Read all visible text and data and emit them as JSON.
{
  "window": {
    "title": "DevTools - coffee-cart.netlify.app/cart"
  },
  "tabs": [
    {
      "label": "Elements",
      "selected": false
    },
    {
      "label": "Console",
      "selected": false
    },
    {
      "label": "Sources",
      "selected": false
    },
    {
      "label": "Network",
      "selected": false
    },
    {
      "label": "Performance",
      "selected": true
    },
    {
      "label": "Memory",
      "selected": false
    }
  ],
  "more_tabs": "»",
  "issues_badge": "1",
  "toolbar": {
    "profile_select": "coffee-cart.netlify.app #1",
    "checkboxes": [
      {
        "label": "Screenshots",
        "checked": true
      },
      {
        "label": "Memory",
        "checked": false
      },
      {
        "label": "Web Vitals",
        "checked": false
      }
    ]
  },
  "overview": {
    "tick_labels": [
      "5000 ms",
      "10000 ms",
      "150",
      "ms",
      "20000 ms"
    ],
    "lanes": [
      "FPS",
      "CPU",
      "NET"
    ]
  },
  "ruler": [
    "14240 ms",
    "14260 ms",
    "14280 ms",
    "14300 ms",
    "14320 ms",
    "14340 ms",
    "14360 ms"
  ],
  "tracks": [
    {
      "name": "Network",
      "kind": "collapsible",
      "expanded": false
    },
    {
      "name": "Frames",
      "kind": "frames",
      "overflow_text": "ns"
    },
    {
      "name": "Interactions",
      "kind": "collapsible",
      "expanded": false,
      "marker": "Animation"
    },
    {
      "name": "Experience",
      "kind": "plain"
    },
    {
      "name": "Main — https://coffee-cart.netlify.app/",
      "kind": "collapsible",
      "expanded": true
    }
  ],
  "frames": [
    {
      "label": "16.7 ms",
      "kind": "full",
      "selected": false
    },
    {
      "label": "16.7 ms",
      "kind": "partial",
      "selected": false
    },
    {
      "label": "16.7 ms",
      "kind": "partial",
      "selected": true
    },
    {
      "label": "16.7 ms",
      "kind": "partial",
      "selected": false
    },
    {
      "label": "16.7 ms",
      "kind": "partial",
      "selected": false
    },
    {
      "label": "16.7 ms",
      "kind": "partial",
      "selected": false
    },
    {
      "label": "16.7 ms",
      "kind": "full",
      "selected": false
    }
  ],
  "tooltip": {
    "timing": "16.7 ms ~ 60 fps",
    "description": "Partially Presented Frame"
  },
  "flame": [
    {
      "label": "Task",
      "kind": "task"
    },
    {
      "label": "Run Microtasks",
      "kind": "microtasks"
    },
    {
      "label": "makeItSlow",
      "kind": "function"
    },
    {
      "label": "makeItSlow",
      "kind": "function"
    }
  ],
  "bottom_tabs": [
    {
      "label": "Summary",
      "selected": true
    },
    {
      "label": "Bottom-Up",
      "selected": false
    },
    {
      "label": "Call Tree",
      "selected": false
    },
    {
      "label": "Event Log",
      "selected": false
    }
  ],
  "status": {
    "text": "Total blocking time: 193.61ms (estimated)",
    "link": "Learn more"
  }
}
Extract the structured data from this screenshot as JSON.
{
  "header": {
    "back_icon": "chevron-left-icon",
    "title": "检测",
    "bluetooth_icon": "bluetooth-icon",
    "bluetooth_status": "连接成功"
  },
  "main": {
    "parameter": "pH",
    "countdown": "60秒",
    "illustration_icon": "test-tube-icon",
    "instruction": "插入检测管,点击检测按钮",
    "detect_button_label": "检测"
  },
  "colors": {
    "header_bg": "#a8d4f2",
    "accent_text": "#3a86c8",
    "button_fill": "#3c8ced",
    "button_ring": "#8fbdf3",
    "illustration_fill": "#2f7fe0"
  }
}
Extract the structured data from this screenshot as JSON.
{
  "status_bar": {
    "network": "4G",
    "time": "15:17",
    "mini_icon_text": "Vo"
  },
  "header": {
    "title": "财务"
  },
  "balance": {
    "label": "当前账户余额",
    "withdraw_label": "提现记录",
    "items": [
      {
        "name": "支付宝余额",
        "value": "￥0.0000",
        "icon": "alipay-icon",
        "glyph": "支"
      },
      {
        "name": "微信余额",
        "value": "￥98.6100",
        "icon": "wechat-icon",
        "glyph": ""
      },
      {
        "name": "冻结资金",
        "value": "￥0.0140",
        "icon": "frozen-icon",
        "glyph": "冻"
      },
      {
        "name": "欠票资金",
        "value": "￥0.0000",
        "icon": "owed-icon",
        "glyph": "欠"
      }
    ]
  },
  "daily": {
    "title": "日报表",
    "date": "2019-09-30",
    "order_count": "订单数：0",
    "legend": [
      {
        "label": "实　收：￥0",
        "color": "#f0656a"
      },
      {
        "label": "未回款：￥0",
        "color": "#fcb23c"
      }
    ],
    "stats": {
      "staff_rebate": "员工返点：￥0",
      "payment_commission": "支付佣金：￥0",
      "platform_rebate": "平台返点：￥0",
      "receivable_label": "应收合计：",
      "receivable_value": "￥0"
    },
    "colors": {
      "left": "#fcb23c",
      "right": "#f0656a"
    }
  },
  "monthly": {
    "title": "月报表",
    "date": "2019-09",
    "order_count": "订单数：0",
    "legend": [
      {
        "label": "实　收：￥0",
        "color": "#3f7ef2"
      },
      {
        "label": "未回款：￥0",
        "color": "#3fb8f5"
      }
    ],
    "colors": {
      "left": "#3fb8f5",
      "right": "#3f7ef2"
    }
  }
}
-------
## To be done
Reproduce the entries above in full by retyping them exactly.

## Written solution
Read all visible text and data and emit them as JSON.
{
  "window": {
    "title": "DevTools - coffee-cart.netlify.app/cart"
  },
  "tabs": [
    {
      "label": "Elements",
      "selected": false
    },
    {
      "label": "Console",
      "selected": false
    },
    {
      "label": "Sources",
      "selected": false
    },
    {
      "label": "Network",
      "selected": false
    },
    {
      "label": "Performance",
      "selected": true
    },
    {
      "label": "Memory",
      "selected": false
    }
  ],
  "more_tabs": "»",
  "issues_badge": "1",
  "toolbar": {
    "profile_select": "coffee-cart.netlify.app #1",
    "checkboxes": [
      {
        "label": "Screenshots",
        "checked": true
      },
      {
        "label": "Memory",
        "checked": false
      },
      {
        "label": "Web Vitals",
        "checked": false
      }
    ]
  },
  "overview": {
    "tick_labels": [
      "5000 ms",
      "10000 ms",
      "150",
      "ms",
      "20000 ms"
    ],
    "lanes": [
      "FPS",
      "CPU",
      "NET"
    ]
  },
  "ruler": [
    "14240 ms",
    "14260 ms",
    "14280 ms",
    "14300 ms",
    "14320 ms",
    "14340 ms",
    "14360 ms"
  ],
  "tracks": [
    {
      "name": "Network",
      "kind": "collapsible",
      "expanded": false
    },
    {
      "name": "Frames",
      "kind": "frames",
      "overflow_text": "ns"
    },
    {
      "name": "Interactions",
      "kind": "collapsible",
      "expanded": false,
      "marker": "Animation"
    },
    {
      "name": "Experience",
      "kind": "plain"
    },
    {
      "name": "Main — https://coffee-cart.netlify.app/",
      "kind": "collapsible",
      "expanded": true
    }
  ],
  "frames": [
    {
      "label": "16.7 ms",
      "kind": "full",
      "selected": false
    },
    {
      "label": "16.7 ms",
      "kind": "partial",
      "selected": false
    },
    {
      "label": "16.7 ms",
      "kind": "partial",
      "selected": true
    },
    {
      "label": "16.7 ms",
      "kind": "partial",
      "selected": false
    },
    {
      "label": "16.7 ms",
      "kind": "partial",
      "selected": false
    },
    {
      "label": "16.7 ms",
      "kind": "partial",
      "selected": false
    },
    {
      "label": "16.7 ms",
      "kind": "full",
      "selected": false
    }
  ],
  "tooltip": {
    "timing": "16.7 ms ~ 60 fps",
    "description": "Partially Presented Frame"
  },
  "flame": [
    {
      "label": "Task",
      "kind": "task"
    },
    {
      "label": "Run Microtasks",
      "kind": "microtasks"
    },
    {
      "label": "makeItSlow",
      "kind": "function"
    },
    {
      "label": "makeItSlow",
      "kind": "function"
    }
  ],
  "bottom_tabs": [
    {
      "label": "Summary",
      "selected": true
    },
    {
      "label": "Bottom-Up",
      "selected": false
    },
    {
      "label": "Call Tree",
      "selected": false
    },
    {
      "label": "Event Log",
      "selected": false
    }
  ],
  "status": {
    "text": "Total blocking time: 193.61ms (estimated)",
    "link": "Learn more"
  }
}
Extract the structured data from this screenshot as JSON.
{
  "header": {
    "back_icon": "chevron-left-icon",
    "title": "检测",
    "bluetooth_icon": "bluetooth-icon",
    "bluetooth_status": "连接成功"
  },
  "main": {
    "parameter": "pH",
    "countdown": "60秒",
    "illustration_icon": "test-tube-icon",
    "instruction": "插入检测管,点击检测按钮",
    "detect_button_label": "检测"
  },
  "colors": {
    "header_bg": "#a8d4f2",
    "accent_text": "#3a86c8",
    "button_fill": "#3c8ced",
    "button_ring": "#8fbdf3",
    "illustration_fill": "#2f7fe0"
  }
}
Extract the structured data from this screenshot as JSON.
{
  "status_bar": {
    "network": "4G",
    "time": "15:17",
    "mini_icon_text": "Vo"
  },
  "header": {
    "title": "财务"
  },
  "balance": {
    "label": "当前账户余额",
    "withdraw_label": "提现记录",
    "items": [
      {
        "name": "支付宝余额",
        "value": "￥0.0000",
        "icon": "alipay-icon",
        "glyph": "支"
      },
      {
        "name": "微信余额",
        "value": "￥98.6100",
        "icon": "wechat-icon",
        "glyph": ""
      },
      {
        "name": "冻结资金",
        "value": "￥0.0140",
        "icon": "frozen-icon",
        "glyph": "冻"
      },
      {
        "name": "欠票资金",
        "value": "￥0.0000",
        "icon": "owed-icon",
        "glyph": "欠"
      }
    ]
  },
  "daily": {
    "title": "日报表",
    "date": "2019-09-30",
    "order_count": "订单数：0",
    "legend": [
      {
        "label": "实　收：￥0",
        "color": "#f0656a"
      },
      {
        "label": "未回款：￥0",
        "color": "#fcb23c"
      }
    ],
    "stats": {
      "staff_rebate": "员工返点：￥0",
      "payment_commission": "支付佣金：￥0",
      "platform_rebate": "平台返点：￥0",
      "receivable_label": "应收合计：",
      "receivable_value": "￥0"
    },
    "colors": {
      "left": "#fcb23c",
      "right": "#f0656a"
    }
  },
  "monthly": {
    "title": "月报表",
    "date": "2019-09",
    "order_count": "订单数：0",
    "legend": [
      {
        "label": "实　收：￥0",
        "color": "#3f7ef2"
      },
      {
        "label": "未回款：￥0",
        "color": "#3fb8f5"
      }
    ],
    "colors": {
      "left": "#3fb8f5",
      "right": "#3f7ef2"
    }
  }
}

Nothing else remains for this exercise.